● Task data:
*** Begin section ***
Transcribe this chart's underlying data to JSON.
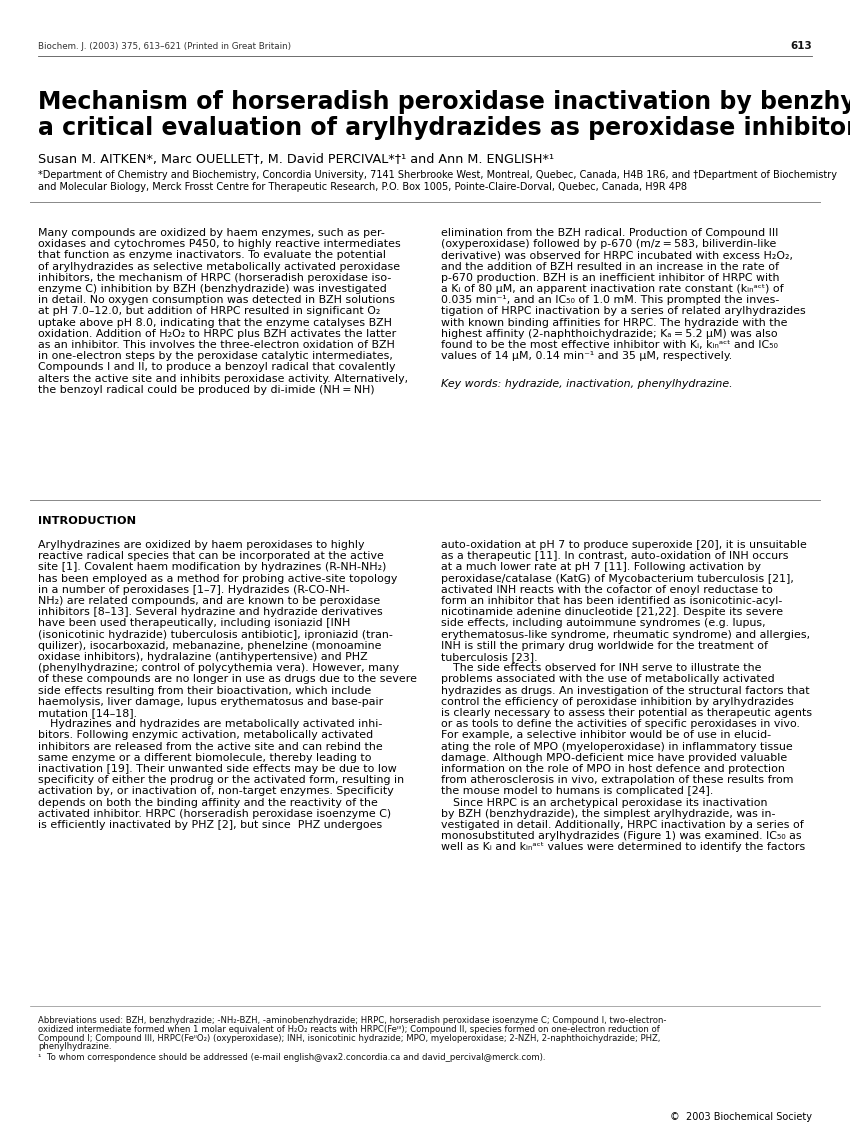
{
  "page_number": "613",
  "header_journal": "Biochem. J. (2003) 375, 613–621 (Printed in Great Britain)",
  "title_line1": "Mechanism of horseradish peroxidase inactivation by benzhydrazide:",
  "title_line2": "a critical evaluation of arylhydrazides as peroxidase inhibitors",
  "authors": "Susan M. AITKEN*, Marc OUELLET†, M. David PERCIVAL*†¹ and Ann M. ENGLISH*¹",
  "affiliation1": "*Department of Chemistry and Biochemistry, Concordia University, 7141 Sherbrooke West, Montreal, Quebec, Canada, H4B 1R6, and †Department of Biochemistry",
  "affiliation2": "and Molecular Biology, Merck Frosst Centre for Therapeutic Research, P.O. Box 1005, Pointe-Claire-Dorval, Quebec, Canada, H9R 4P8",
  "abstract_left_lines": [
    "Many compounds are oxidized by haem enzymes, such as per-",
    "oxidases and cytochromes P450, to highly reactive intermediates",
    "that function as enzyme inactivators. To evaluate the potential",
    "of arylhydrazides as selective metabolically activated peroxidase",
    "inhibitors, the mechanism of HRPC (horseradish peroxidase iso-",
    "enzyme C) inhibition by BZH (benzhydrazide) was investigated",
    "in detail. No oxygen consumption was detected in BZH solutions",
    "at pH 7.0–12.0, but addition of HRPC resulted in significant O₂",
    "uptake above pH 8.0, indicating that the enzyme catalyses BZH",
    "oxidation. Addition of H₂O₂ to HRPC plus BZH activates the latter",
    "as an inhibitor. This involves the three-electron oxidation of BZH",
    "in one-electron steps by the peroxidase catalytic intermediates,",
    "Compounds I and II, to produce a benzoyl radical that covalently",
    "alters the active site and inhibits peroxidase activity. Alternatively,",
    "the benzoyl radical could be produced by di-imide (NH = NH)"
  ],
  "abstract_right_lines": [
    "elimination from the BZH radical. Production of Compound III",
    "(oxyperoxidase) followed by p-670 (m/z = 583, biliverdin-like",
    "derivative) was observed for HRPC incubated with excess H₂O₂,",
    "and the addition of BZH resulted in an increase in the rate of",
    "p-670 production. BZH is an inefficient inhibitor of HRPC with",
    "a Kᵢ of 80 μM, an apparent inactivation rate constant (kᵢₙᵃᶜᵗ) of",
    "0.035 min⁻¹, and an IC₅₀ of 1.0 mM. This prompted the inves-",
    "tigation of HRPC inactivation by a series of related arylhydrazides",
    "with known binding affinities for HRPC. The hydrazide with the",
    "highest affinity (2-naphthoichydrazide; Kₐ = 5.2 μM) was also",
    "found to be the most effective inhibitor with Kᵢ, kᵢₙᵃᶜᵗ and IC₅₀",
    "values of 14 μM, 0.14 min⁻¹ and 35 μM, respectively."
  ],
  "keywords": "Key words: hydrazide, inactivation, phenylhydrazine.",
  "intro_heading": "INTRODUCTION",
  "intro_left_lines": [
    "Arylhydrazines are oxidized by haem peroxidases to highly",
    "reactive radical species that can be incorporated at the active",
    "site [1]. Covalent haem modification by hydrazines (R-NH-NH₂)",
    "has been employed as a method for probing active-site topology",
    "in a number of peroxidases [1–7]. Hydrazides (R-CO-NH-",
    "NH₂) are related compounds, and are known to be peroxidase",
    "inhibitors [8–13]. Several hydrazine and hydrazide derivatives",
    "have been used therapeutically, including isoniazid [INH",
    "(isonicotinic hydrazide) tuberculosis antibiotic], iproniazid (tran-",
    "quilizer), isocarboxazid, mebanazine, phenelzine (monoamine",
    "oxidase inhibitors), hydralazine (antihypertensive) and PHZ",
    "(phenylhydrazine; control of polycythemia vera). However, many",
    "of these compounds are no longer in use as drugs due to the severe",
    "side effects resulting from their bioactivation, which include",
    "haemolysis, liver damage, lupus erythematosus and base-pair",
    "mutation [14–18].",
    "    Hydrazines and hydrazides are metabolically activated inhi-",
    "bitors. Following enzymic activation, metabolically activated",
    "inhibitors are released from the active site and can rebind the",
    "same enzyme or a different biomolecule, thereby leading to",
    "inactivation [19]. Their unwanted side effects may be due to low",
    "specificity of either the prodrug or the activated form, resulting in",
    "activation by, or inactivation of, non-target enzymes. Specificity",
    "depends on both the binding affinity and the reactivity of the",
    "activated inhibitor. HRPC (horseradish peroxidase isoenzyme C)",
    "is efficiently inactivated by PHZ [2], but since  PHZ undergoes"
  ],
  "intro_right_lines": [
    "auto-oxidation at pH 7 to produce superoxide [20], it is unsuitable",
    "as a therapeutic [11]. In contrast, auto-oxidation of INH occurs",
    "at a much lower rate at pH 7 [11]. Following activation by",
    "peroxidase/catalase (KatG) of Mycobacterium tuberculosis [21],",
    "activated INH reacts with the cofactor of enoyl reductase to",
    "form an inhibitor that has been identified as isonicotinic-acyl-",
    "nicotinamide adenine dinucleotide [21,22]. Despite its severe",
    "side effects, including autoimmune syndromes (e.g. lupus,",
    "erythematosus-like syndrome, rheumatic syndrome) and allergies,",
    "INH is still the primary drug worldwide for the treatment of",
    "tuberculosis [23].",
    "    The side effects observed for INH serve to illustrate the",
    "problems associated with the use of metabolically activated",
    "hydrazides as drugs. An investigation of the structural factors that",
    "control the efficiency of peroxidase inhibition by arylhydrazides",
    "is clearly necessary to assess their potential as therapeutic agents",
    "or as tools to define the activities of specific peroxidases in vivo.",
    "For example, a selective inhibitor would be of use in elucid-",
    "ating the role of MPO (myeloperoxidase) in inflammatory tissue",
    "damage. Although MPO-deficient mice have provided valuable",
    "information on the role of MPO in host defence and protection",
    "from atherosclerosis in vivo, extrapolation of these results from",
    "the mouse model to humans is complicated [24].",
    "    Since HRPC is an archetypical peroxidase its inactivation",
    "by BZH (benzhydrazide), the simplest arylhydrazide, was in-",
    "vestigated in detail. Additionally, HRPC inactivation by a series of",
    "monosubstituted arylhydrazides (Figure 1) was examined. IC₅₀ as",
    "well as Kᵢ and kᵢₙᵃᶜᵗ values were determined to identify the factors"
  ],
  "footnote_lines": [
    "Abbreviations used: BZH, benzhydrazide; -NH₂-BZH, -aminobenzhydrazide; HRPC, horseradish peroxidase isoenzyme C; Compound I, two-electron-",
    "oxidized intermediate formed when 1 molar equivalent of H₂O₂ reacts with HRPC(Feᴵᴵᴵ); Compound II, species formed on one-electron reduction of",
    "Compound I; Compound III, HRPC(FeᴵᴵO₂) (oxyperoxidase); INH, isonicotinic hydrazide; MPO, myeloperoxidase; 2-NZH, 2-naphthoichydrazide; PHZ,",
    "phenylhydrazine."
  ],
  "footnote_correspondence": "¹  To whom correspondence should be addressed (e-mail english@vax2.concordia.ca and david_percival@merck.com).",
  "copyright": "©  2003 Biochemical Society",
  "background_color": "#ffffff",
  "text_color": "#000000"
}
*** End section ***
● What is required: Please reproduce every entry above exactly, but leave out the pictures.

● Answer space:
Transcribe this chart's underlying data to JSON.
{
  "page_number": "613",
  "header_journal": "Biochem. J. (2003) 375, 613–621 (Printed in Great Britain)",
  "title_line1": "Mechanism of horseradish peroxidase inactivation by benzhydrazide:",
  "title_line2": "a critical evaluation of arylhydrazides as peroxidase inhibitors",
  "authors": "Susan M. AITKEN*, Marc OUELLET†, M. David PERCIVAL*†¹ and Ann M. ENGLISH*¹",
  "affiliation1": "*Department of Chemistry and Biochemistry, Concordia University, 7141 Sherbrooke West, Montreal, Quebec, Canada, H4B 1R6, and †Department of Biochemistry",
  "affiliation2": "and Molecular Biology, Merck Frosst Centre for Therapeutic Research, P.O. Box 1005, Pointe-Claire-Dorval, Quebec, Canada, H9R 4P8",
  "abstract_left_lines": [
    "Many compounds are oxidized by haem enzymes, such as per-",
    "oxidases and cytochromes P450, to highly reactive intermediates",
    "that function as enzyme inactivators. To evaluate the potential",
    "of arylhydrazides as selective metabolically activated peroxidase",
    "inhibitors, the mechanism of HRPC (horseradish peroxidase iso-",
    "enzyme C) inhibition by BZH (benzhydrazide) was investigated",
    "in detail. No oxygen consumption was detected in BZH solutions",
    "at pH 7.0–12.0, but addition of HRPC resulted in significant O₂",
    "uptake above pH 8.0, indicating that the enzyme catalyses BZH",
    "oxidation. Addition of H₂O₂ to HRPC plus BZH activates the latter",
    "as an inhibitor. This involves the three-electron oxidation of BZH",
    "in one-electron steps by the peroxidase catalytic intermediates,",
    "Compounds I and II, to produce a benzoyl radical that covalently",
    "alters the active site and inhibits peroxidase activity. Alternatively,",
    "the benzoyl radical could be produced by di-imide (NH = NH)"
  ],
  "abstract_right_lines": [
    "elimination from the BZH radical. Production of Compound III",
    "(oxyperoxidase) followed by p-670 (m/z = 583, biliverdin-like",
    "derivative) was observed for HRPC incubated with excess H₂O₂,",
    "and the addition of BZH resulted in an increase in the rate of",
    "p-670 production. BZH is an inefficient inhibitor of HRPC with",
    "a Kᵢ of 80 μM, an apparent inactivation rate constant (kᵢₙᵃᶜᵗ) of",
    "0.035 min⁻¹, and an IC₅₀ of 1.0 mM. This prompted the inves-",
    "tigation of HRPC inactivation by a series of related arylhydrazides",
    "with known binding affinities for HRPC. The hydrazide with the",
    "highest affinity (2-naphthoichydrazide; Kₐ = 5.2 μM) was also",
    "found to be the most effective inhibitor with Kᵢ, kᵢₙᵃᶜᵗ and IC₅₀",
    "values of 14 μM, 0.14 min⁻¹ and 35 μM, respectively."
  ],
  "keywords": "Key words: hydrazide, inactivation, phenylhydrazine.",
  "intro_heading": "INTRODUCTION",
  "intro_left_lines": [
    "Arylhydrazines are oxidized by haem peroxidases to highly",
    "reactive radical species that can be incorporated at the active",
    "site [1]. Covalent haem modification by hydrazines (R-NH-NH₂)",
    "has been employed as a method for probing active-site topology",
    "in a number of peroxidases [1–7]. Hydrazides (R-CO-NH-",
    "NH₂) are related compounds, and are known to be peroxidase",
    "inhibitors [8–13]. Several hydrazine and hydrazide derivatives",
    "have been used therapeutically, including isoniazid [INH",
    "(isonicotinic hydrazide) tuberculosis antibiotic], iproniazid (tran-",
    "quilizer), isocarboxazid, mebanazine, phenelzine (monoamine",
    "oxidase inhibitors), hydralazine (antihypertensive) and PHZ",
    "(phenylhydrazine; control of polycythemia vera). However, many",
    "of these compounds are no longer in use as drugs due to the severe",
    "side effects resulting from their bioactivation, which include",
    "haemolysis, liver damage, lupus erythematosus and base-pair",
    "mutation [14–18].",
    "    Hydrazines and hydrazides are metabolically activated inhi-",
    "bitors. Following enzymic activation, metabolically activated",
    "inhibitors are released from the active site and can rebind the",
    "same enzyme or a different biomolecule, thereby leading to",
    "inactivation [19]. Their unwanted side effects may be due to low",
    "specificity of either the prodrug or the activated form, resulting in",
    "activation by, or inactivation of, non-target enzymes. Specificity",
    "depends on both the binding affinity and the reactivity of the",
    "activated inhibitor. HRPC (horseradish peroxidase isoenzyme C)",
    "is efficiently inactivated by PHZ [2], but since  PHZ undergoes"
  ],
  "intro_right_lines": [
    "auto-oxidation at pH 7 to produce superoxide [20], it is unsuitable",
    "as a therapeutic [11]. In contrast, auto-oxidation of INH occurs",
    "at a much lower rate at pH 7 [11]. Following activation by",
    "peroxidase/catalase (KatG) of Mycobacterium tuberculosis [21],",
    "activated INH reacts with the cofactor of enoyl reductase to",
    "form an inhibitor that has been identified as isonicotinic-acyl-",
    "nicotinamide adenine dinucleotide [21,22]. Despite its severe",
    "side effects, including autoimmune syndromes (e.g. lupus,",
    "erythematosus-like syndrome, rheumatic syndrome) and allergies,",
    "INH is still the primary drug worldwide for the treatment of",
    "tuberculosis [23].",
    "    The side effects observed for INH serve to illustrate the",
    "problems associated with the use of metabolically activated",
    "hydrazides as drugs. An investigation of the structural factors that",
    "control the efficiency of peroxidase inhibition by arylhydrazides",
    "is clearly necessary to assess their potential as therapeutic agents",
    "or as tools to define the activities of specific peroxidases in vivo.",
    "For example, a selective inhibitor would be of use in elucid-",
    "ating the role of MPO (myeloperoxidase) in inflammatory tissue",
    "damage. Although MPO-deficient mice have provided valuable",
    "information on the role of MPO in host defence and protection",
    "from atherosclerosis in vivo, extrapolation of these results from",
    "the mouse model to humans is complicated [24].",
    "    Since HRPC is an archetypical peroxidase its inactivation",
    "by BZH (benzhydrazide), the simplest arylhydrazide, was in-",
    "vestigated in detail. Additionally, HRPC inactivation by a series of",
    "monosubstituted arylhydrazides (Figure 1) was examined. IC₅₀ as",
    "well as Kᵢ and kᵢₙᵃᶜᵗ values were determined to identify the factors"
  ],
  "footnote_lines": [
    "Abbreviations used: BZH, benzhydrazide; -NH₂-BZH, -aminobenzhydrazide; HRPC, horseradish peroxidase isoenzyme C; Compound I, two-electron-",
    "oxidized intermediate formed when 1 molar equivalent of H₂O₂ reacts with HRPC(Feᴵᴵᴵ); Compound II, species formed on one-electron reduction of",
    "Compound I; Compound III, HRPC(FeᴵᴵO₂) (oxyperoxidase); INH, isonicotinic hydrazide; MPO, myeloperoxidase; 2-NZH, 2-naphthoichydrazide; PHZ,",
    "phenylhydrazine."
  ],
  "footnote_correspondence": "¹  To whom correspondence should be addressed (e-mail english@vax2.concordia.ca and david_percival@merck.com).",
  "copyright": "©  2003 Biochemical Society",
  "background_color": "#ffffff",
  "text_color": "#000000"
}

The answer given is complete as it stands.